--- EXERCISE GOAL ---
Go through the entries below and count the lines holding the word "text". Reply with only the number, please.

--- RAW DATA ---

┌────────

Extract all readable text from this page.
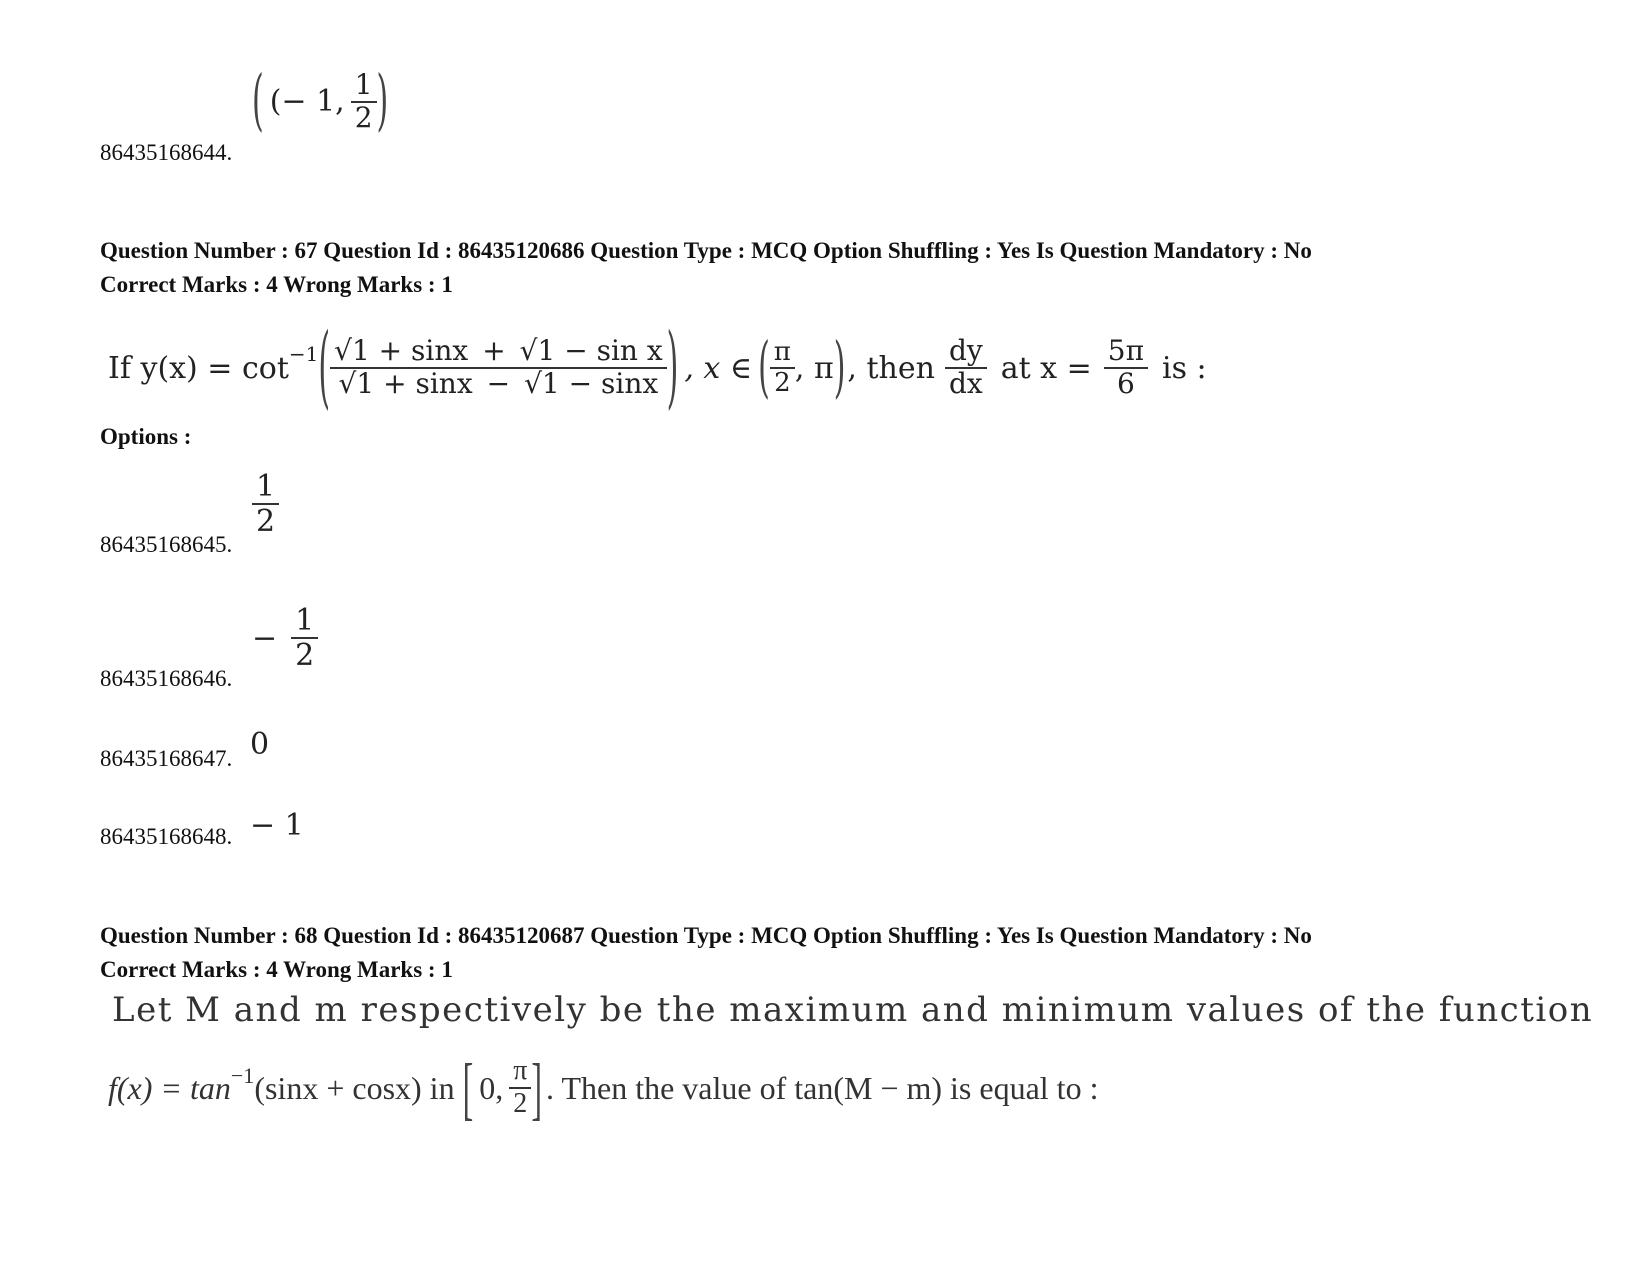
86435168644.
( (− 1, $\frac{1}{2}$ )
Question Number : 67 Question Id : 86435120686 Question Type : MCQ Option Shuffling : Yes Is Question Mandatory : No
Correct Marks : 4 Wrong Marks : 1
If $y(x) = \cot^{-1}$ ( $\frac{\text{√1 + sinx + √1 − sin x}}{√1 + \sin x - √1 - \sin x}$ ) , x ∈ ( $\frac{\pi}{2}$ , π ) , then $\frac{dy}{dx}$ at $x = \frac{5\pi}{6}$ is :
Options :
86435168645.
$\frac{1}{2}$
86435168646.
− $\frac{1}{2}$
86435168647. 0
86435168648. − 1
Question Number : 68 Question Id : 86435120687 Question Type : MCQ Option Shuffling : Yes Is Question Mandatory : No
Correct Marks : 4 Wrong Marks : 1
Let M and m respectively be the maximum and minimum values of the function
$f(x) = \tan^{-1} (\sin x + \cos x)$ in [ 0, $\frac{\pi}{2}$ ] . Then the value of tan(M − m) is equal to :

└────────

--- CORRECT RESULT ---
2